**Description of the task**
The entries below should be quoted exactly, with no pictures carried over.

____ The input

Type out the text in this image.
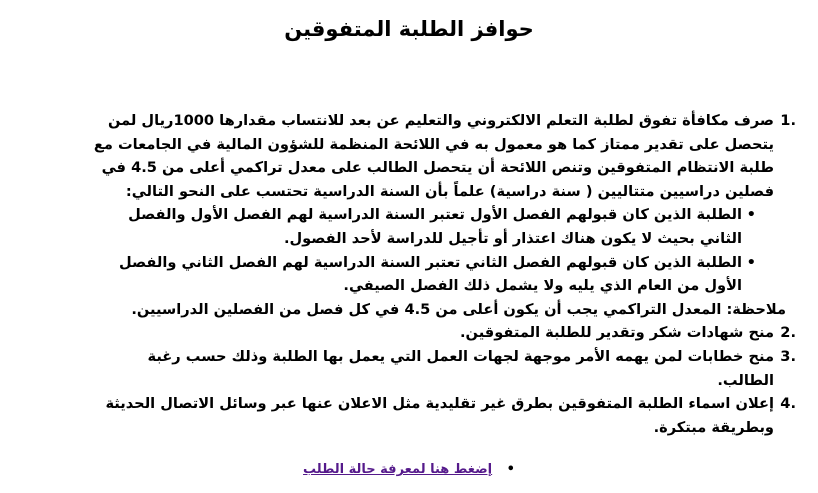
حوافز الطلبة المتفوقين
.1
صرف مكافأة تفوق لطلبة التعلم الالكتروني والتعليم عن بعد للانتساب مقدارها 1000ريال لمن يتحصل على تقدير ممتاز كما هو معمول به في اللائحة المنظمة للشؤون المالية في الجامعات مع طلبة الانتظام المتفوقين وتنص اللائحة أن يتحصل الطالب على معدل تراكمي أعلى من 4.5 في فصلين دراسيين متتاليين ( سنة دراسية) علماً بأن السنة الدراسية تحتسب على النحو التالي:
•
الطلبة الذين كان قبولهم الفصل الأول تعتبر السنة الدراسية لهم الفصل الأول والفصل الثاني بحيث لا يكون هناك اعتذار أو تأجيل للدراسة لأحد الفصول.
•
الطلبة الذين كان قبولهم الفصل الثاني تعتبر السنة الدراسية لهم الفصل الثاني والفصل الأول من العام الذي يليه ولا يشمل ذلك الفصل الصيفي.
ملاحظة: المعدل التراكمي يجب أن يكون أعلى من 4.5 في كل فصل من الفصلين الدراسيين.
.2
منح شهادات شكر وتقدير للطلبة المتفوقين.
.3
منح خطابات لمن يهمه الأمر موجهة لجهات العمل التي يعمل بها الطلبة وذلك حسب رغبة الطالب.
.4
إعلان اسماء الطلبة المتفوقين بطرق غير تقليدية مثل الاعلان عنها عبر وسائل الاتصال الحديثة وبطريقة مبتكرة.
• إضغط هنا لمعرفة حالة الطلب
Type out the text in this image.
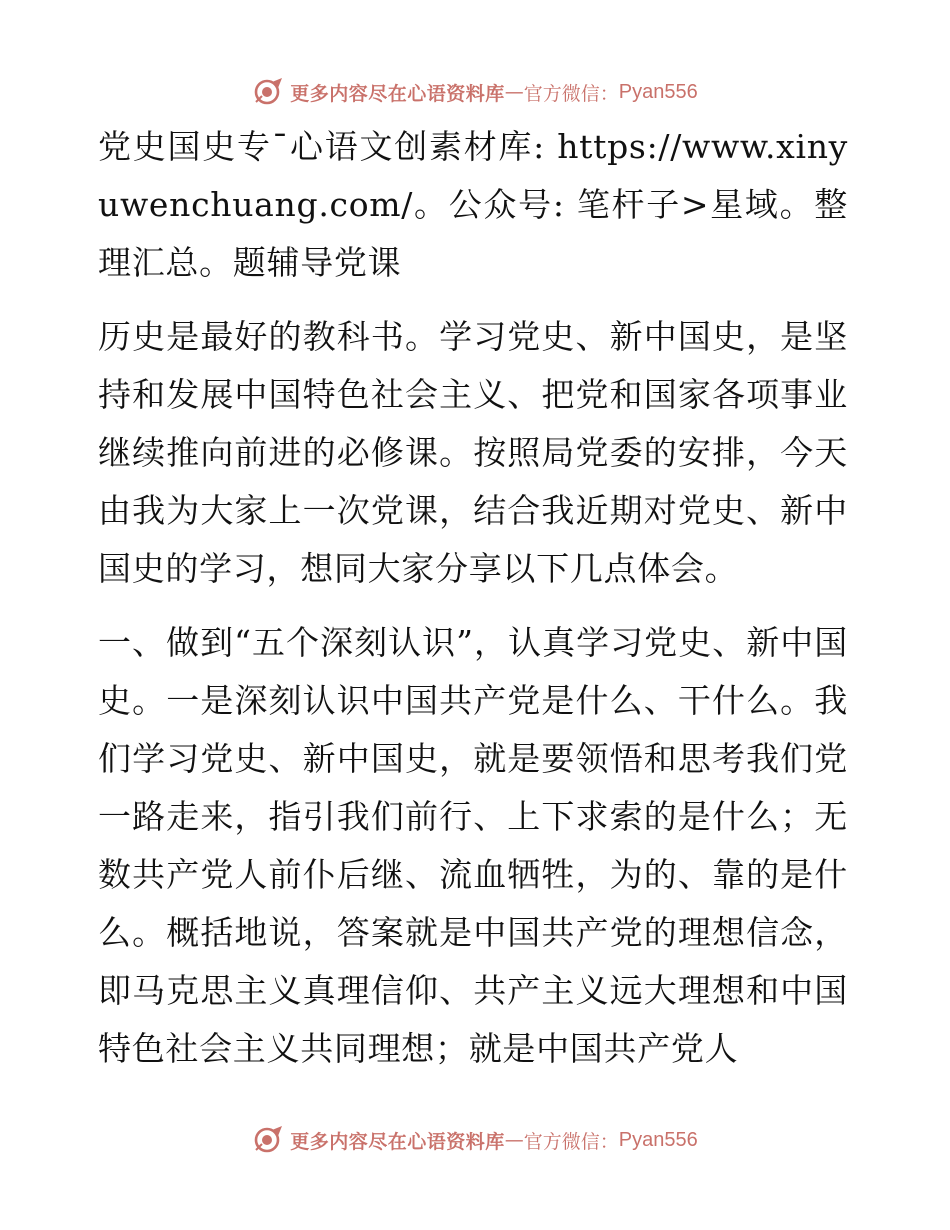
更多内容尽在心语资料库 — 官方微信： Pyan556

党史国史专¯心语文创素材库: https://www.xinyuwenchuang.com/。公众号: 笔杆子>星域。整理汇总。题辅导党课

历史是最好的教科书。学习党史、新中国史，是坚持和发展中国特色社会主义、把党和国家各项事业继续推向前进的必修课。按照局党委的安排，今天由我为大家上一次党课，结合我近期对党史、新中国史的学习，想同大家分享以下几点体会。

一、做到“五个深刻认识”，认真学习党史、新中国史。一是深刻认识中国共产党是什么、干什么。我们学习党史、新中国史，就是要领悟和思考我们党一路走来，指引我们前行、上下求索的是什么；无数共产党人前仆后继、流血牺牲，为的、靠的是什么。概括地说，答案就是中国共产党的理想信念，即马克思主义真理信仰、共产主义远大理想和中国特色社会主义共同理想；就是中国共产党人

更多内容尽在心语资料库 — 官方微信： Pyan556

________

**Solved exercise**
Type out the text in this image.
حوافز الطلبة المتفوقين
.1
صرف مكافأة تفوق لطلبة التعلم الالكتروني والتعليم عن بعد للانتساب مقدارها 1000ريال لمن يتحصل على تقدير ممتاز كما هو معمول به في اللائحة المنظمة للشؤون المالية في الجامعات مع طلبة الانتظام المتفوقين وتنص اللائحة أن يتحصل الطالب على معدل تراكمي أعلى من 4.5 في فصلين دراسيين متتاليين ( سنة دراسية) علماً بأن السنة الدراسية تحتسب على النحو التالي:
•
الطلبة الذين كان قبولهم الفصل الأول تعتبر السنة الدراسية لهم الفصل الأول والفصل الثاني بحيث لا يكون هناك اعتذار أو تأجيل للدراسة لأحد الفصول.
•
الطلبة الذين كان قبولهم الفصل الثاني تعتبر السنة الدراسية لهم الفصل الثاني والفصل الأول من العام الذي يليه ولا يشمل ذلك الفصل الصيفي.
ملاحظة: المعدل التراكمي يجب أن يكون أعلى من 4.5 في كل فصل من الفصلين الدراسيين.
.2
منح شهادات شكر وتقدير للطلبة المتفوقين.
.3
منح خطابات لمن يهمه الأمر موجهة لجهات العمل التي يعمل بها الطلبة وذلك حسب رغبة الطالب.
.4
إعلان اسماء الطلبة المتفوقين بطرق غير تقليدية مثل الاعلان عنها عبر وسائل الاتصال الحديثة وبطريقة مبتكرة.
• إضغط هنا لمعرفة حالة الطلب
Type out the text in this image.
更多内容尽在心语资料库 — 官方微信： Pyan556

党史国史专¯心语文创素材库: https://www.xinyuwenchuang.com/。公众号: 笔杆子>星域。整理汇总。题辅导党课

历史是最好的教科书。学习党史、新中国史，是坚持和发展中国特色社会主义、把党和国家各项事业继续推向前进的必修课。按照局党委的安排，今天由我为大家上一次党课，结合我近期对党史、新中国史的学习，想同大家分享以下几点体会。

一、做到“五个深刻认识”，认真学习党史、新中国史。一是深刻认识中国共产党是什么、干什么。我们学习党史、新中国史，就是要领悟和思考我们党一路走来，指引我们前行、上下求索的是什么；无数共产党人前仆后继、流血牺牲，为的、靠的是什么。概括地说，答案就是中国共产党的理想信念，即马克思主义真理信仰、共产主义远大理想和中国特色社会主义共同理想；就是中国共产党人

更多内容尽在心语资料库 — 官方微信： Pyan556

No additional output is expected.